> [To be done] Show every line where "title" occurs.

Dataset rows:
┌──
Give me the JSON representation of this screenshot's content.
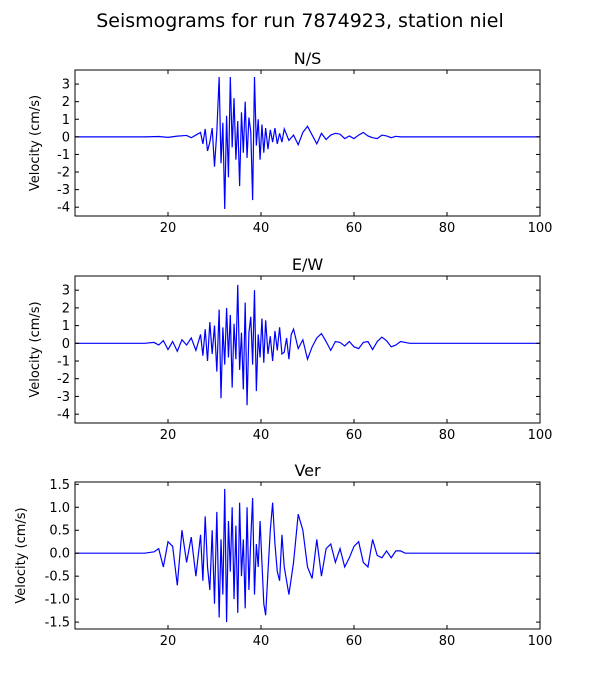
{
  "figure": {
    "title": "Seismograms for run 7874923, station niel",
    "line_color": "#0000ff"
  },
  "chart_data": [
    {
      "type": "line",
      "title": "N/S",
      "xlabel": "",
      "ylabel": "Velocity (cm/s)",
      "xlim": [
        0,
        100
      ],
      "ylim": [
        -4.5,
        3.8
      ],
      "xticks": [
        20,
        40,
        60,
        80,
        100
      ],
      "yticks": [
        -4,
        -3,
        -2,
        -1,
        0,
        1,
        2,
        3
      ],
      "grid": false,
      "waveform": [
        [
          0,
          0
        ],
        [
          15,
          0
        ],
        [
          18,
          0.02
        ],
        [
          20,
          -0.03
        ],
        [
          22,
          0.04
        ],
        [
          24,
          0.08
        ],
        [
          25,
          -0.05
        ],
        [
          26,
          0.1
        ],
        [
          27,
          0.25
        ],
        [
          27.5,
          -0.4
        ],
        [
          28,
          0.45
        ],
        [
          28.5,
          -0.8
        ],
        [
          29,
          -0.3
        ],
        [
          29.5,
          0.5
        ],
        [
          30,
          -1.7
        ],
        [
          30.5,
          0.3
        ],
        [
          31,
          3.4
        ],
        [
          31.4,
          -1.5
        ],
        [
          31.8,
          0.8
        ],
        [
          32.2,
          -4.1
        ],
        [
          32.6,
          1.2
        ],
        [
          33,
          -2.3
        ],
        [
          33.4,
          3.4
        ],
        [
          33.8,
          -0.6
        ],
        [
          34.2,
          2.2
        ],
        [
          34.6,
          -1.3
        ],
        [
          35,
          0.9
        ],
        [
          35.4,
          -2.8
        ],
        [
          35.8,
          1.4
        ],
        [
          36.2,
          -0.9
        ],
        [
          36.6,
          2.0
        ],
        [
          37,
          -1.2
        ],
        [
          37.4,
          1.1
        ],
        [
          37.8,
          0.3
        ],
        [
          38.2,
          -3.6
        ],
        [
          38.6,
          3.4
        ],
        [
          39,
          -0.5
        ],
        [
          39.4,
          1.0
        ],
        [
          39.8,
          -1.3
        ],
        [
          40.2,
          0.7
        ],
        [
          40.6,
          -0.9
        ],
        [
          41,
          0.5
        ],
        [
          41.5,
          -0.7
        ],
        [
          42,
          0.4
        ],
        [
          42.5,
          -0.3
        ],
        [
          43,
          0.5
        ],
        [
          43.5,
          -0.4
        ],
        [
          44,
          0.2
        ],
        [
          44.5,
          -0.3
        ],
        [
          45,
          0.45
        ],
        [
          46,
          -0.2
        ],
        [
          47,
          0.1
        ],
        [
          48,
          -0.45
        ],
        [
          49,
          0.25
        ],
        [
          50,
          0.6
        ],
        [
          51,
          0.1
        ],
        [
          52,
          -0.4
        ],
        [
          53,
          0.2
        ],
        [
          54,
          -0.15
        ],
        [
          55,
          0.1
        ],
        [
          56,
          0.2
        ],
        [
          57,
          0.15
        ],
        [
          58,
          -0.1
        ],
        [
          59,
          0.05
        ],
        [
          60,
          -0.1
        ],
        [
          61,
          0.1
        ],
        [
          62,
          0.25
        ],
        [
          63,
          0.05
        ],
        [
          64,
          -0.05
        ],
        [
          65,
          -0.1
        ],
        [
          66,
          0.1
        ],
        [
          67,
          0.05
        ],
        [
          68,
          -0.05
        ],
        [
          69,
          0.03
        ],
        [
          70,
          0
        ],
        [
          72,
          0
        ],
        [
          100,
          0
        ]
      ]
    },
    {
      "type": "line",
      "title": "E/W",
      "xlabel": "",
      "ylabel": "Velocity (cm/s)",
      "xlim": [
        0,
        100
      ],
      "ylim": [
        -4.5,
        3.8
      ],
      "xticks": [
        20,
        40,
        60,
        80,
        100
      ],
      "yticks": [
        -4,
        -3,
        -2,
        -1,
        0,
        1,
        2,
        3
      ],
      "grid": false,
      "waveform": [
        [
          0,
          0
        ],
        [
          15,
          0
        ],
        [
          17,
          0.05
        ],
        [
          18,
          -0.1
        ],
        [
          19,
          0.15
        ],
        [
          20,
          -0.35
        ],
        [
          21,
          0.1
        ],
        [
          22,
          -0.45
        ],
        [
          23,
          0.2
        ],
        [
          24,
          -0.1
        ],
        [
          25,
          0.3
        ],
        [
          26,
          -0.4
        ],
        [
          27,
          0.5
        ],
        [
          27.5,
          -0.7
        ],
        [
          28,
          0.8
        ],
        [
          28.5,
          -1.0
        ],
        [
          29,
          1.2
        ],
        [
          29.5,
          -0.6
        ],
        [
          30,
          1.0
        ],
        [
          30.5,
          -1.6
        ],
        [
          31,
          1.9
        ],
        [
          31.4,
          -3.1
        ],
        [
          31.8,
          0.9
        ],
        [
          32.2,
          -1.2
        ],
        [
          32.6,
          2.0
        ],
        [
          33,
          -0.8
        ],
        [
          33.4,
          1.6
        ],
        [
          33.8,
          -2.5
        ],
        [
          34.2,
          1.1
        ],
        [
          34.6,
          -0.9
        ],
        [
          35,
          3.3
        ],
        [
          35.4,
          -1.5
        ],
        [
          35.8,
          0.6
        ],
        [
          36.2,
          -2.6
        ],
        [
          36.6,
          2.3
        ],
        [
          37,
          -3.5
        ],
        [
          37.4,
          0.6
        ],
        [
          37.8,
          1.5
        ],
        [
          38.2,
          -1.2
        ],
        [
          38.6,
          3.0
        ],
        [
          39,
          -2.7
        ],
        [
          39.4,
          0.5
        ],
        [
          39.8,
          -0.8
        ],
        [
          40.2,
          1.4
        ],
        [
          40.6,
          -1.1
        ],
        [
          41,
          1.3
        ],
        [
          41.5,
          -0.6
        ],
        [
          42,
          0.4
        ],
        [
          42.5,
          -1.0
        ],
        [
          43,
          0.7
        ],
        [
          43.5,
          -0.4
        ],
        [
          44,
          0.9
        ],
        [
          44.5,
          -0.6
        ],
        [
          45,
          -0.5
        ],
        [
          45.5,
          0.3
        ],
        [
          46,
          -0.9
        ],
        [
          46.5,
          0.5
        ],
        [
          47,
          0.8
        ],
        [
          48,
          -0.3
        ],
        [
          49,
          0.2
        ],
        [
          50,
          -0.9
        ],
        [
          51,
          -0.2
        ],
        [
          52,
          0.3
        ],
        [
          53,
          0.55
        ],
        [
          54,
          0.1
        ],
        [
          55,
          -0.4
        ],
        [
          56,
          0.1
        ],
        [
          57,
          0.05
        ],
        [
          58,
          -0.15
        ],
        [
          59,
          0.1
        ],
        [
          60,
          -0.2
        ],
        [
          61,
          -0.3
        ],
        [
          62,
          0.05
        ],
        [
          63,
          0.1
        ],
        [
          64,
          -0.35
        ],
        [
          65,
          0.1
        ],
        [
          66,
          0.35
        ],
        [
          67,
          0.15
        ],
        [
          68,
          -0.2
        ],
        [
          69,
          -0.1
        ],
        [
          70,
          0.1
        ],
        [
          71,
          0.05
        ],
        [
          72,
          0
        ],
        [
          100,
          0
        ]
      ]
    },
    {
      "type": "line",
      "title": "Ver",
      "xlabel": "",
      "ylabel": "Velocity (cm/s)",
      "xlim": [
        0,
        100
      ],
      "ylim": [
        -1.65,
        1.55
      ],
      "xticks": [
        20,
        40,
        60,
        80,
        100
      ],
      "yticks": [
        -1.5,
        -1.0,
        -0.5,
        0.0,
        0.5,
        1.0,
        1.5
      ],
      "grid": false,
      "waveform": [
        [
          0,
          0
        ],
        [
          15,
          0
        ],
        [
          17,
          0.03
        ],
        [
          18,
          0.1
        ],
        [
          19,
          -0.3
        ],
        [
          20,
          0.25
        ],
        [
          21,
          0.15
        ],
        [
          22,
          -0.7
        ],
        [
          23,
          0.5
        ],
        [
          24,
          -0.2
        ],
        [
          25,
          0.35
        ],
        [
          26,
          -0.5
        ],
        [
          27,
          0.4
        ],
        [
          27.5,
          -0.6
        ],
        [
          28,
          0.8
        ],
        [
          28.5,
          -0.3
        ],
        [
          29,
          -0.8
        ],
        [
          29.5,
          0.5
        ],
        [
          30,
          -1.1
        ],
        [
          30.5,
          0.9
        ],
        [
          31,
          -1.4
        ],
        [
          31.4,
          0.3
        ],
        [
          31.8,
          -0.9
        ],
        [
          32.2,
          1.4
        ],
        [
          32.6,
          -1.5
        ],
        [
          33,
          0.7
        ],
        [
          33.4,
          -0.4
        ],
        [
          33.8,
          1.0
        ],
        [
          34.2,
          -1.0
        ],
        [
          34.6,
          0.6
        ],
        [
          35,
          -1.3
        ],
        [
          35.4,
          1.1
        ],
        [
          35.8,
          -0.5
        ],
        [
          36.2,
          0.3
        ],
        [
          36.6,
          -1.2
        ],
        [
          37,
          1.0
        ],
        [
          37.4,
          -0.8
        ],
        [
          37.8,
          0.3
        ],
        [
          38.2,
          1.2
        ],
        [
          38.6,
          -0.9
        ],
        [
          39,
          0.2
        ],
        [
          39.4,
          -0.3
        ],
        [
          39.8,
          0.7
        ],
        [
          40.2,
          -0.2
        ],
        [
          40.6,
          -1.1
        ],
        [
          41,
          -1.35
        ],
        [
          41.5,
          -0.4
        ],
        [
          42,
          0.5
        ],
        [
          42.5,
          1.1
        ],
        [
          43,
          0.2
        ],
        [
          43.5,
          -0.4
        ],
        [
          44,
          -0.6
        ],
        [
          44.5,
          0.4
        ],
        [
          45,
          -0.3
        ],
        [
          46,
          -0.9
        ],
        [
          47,
          -0.2
        ],
        [
          48,
          0.85
        ],
        [
          49,
          0.5
        ],
        [
          50,
          -0.3
        ],
        [
          51,
          -0.55
        ],
        [
          52,
          0.3
        ],
        [
          53,
          -0.5
        ],
        [
          54,
          0.1
        ],
        [
          55,
          0.2
        ],
        [
          56,
          -0.2
        ],
        [
          57,
          0.1
        ],
        [
          58,
          -0.3
        ],
        [
          59,
          -0.1
        ],
        [
          60,
          0.15
        ],
        [
          61,
          0.25
        ],
        [
          62,
          -0.2
        ],
        [
          63,
          -0.3
        ],
        [
          64,
          0.3
        ],
        [
          65,
          -0.05
        ],
        [
          66,
          -0.1
        ],
        [
          67,
          0.05
        ],
        [
          68,
          -0.1
        ],
        [
          69,
          0.05
        ],
        [
          70,
          0.05
        ],
        [
          71,
          0
        ],
        [
          72,
          0
        ],
        [
          100,
          0
        ]
      ]
    }
  ]
}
└──
> [Solved problem]
    "title": "Seismograms for run 7874923, station niel",
      "title": "N/S",
      "title": "E/W",
      "title": "Ver",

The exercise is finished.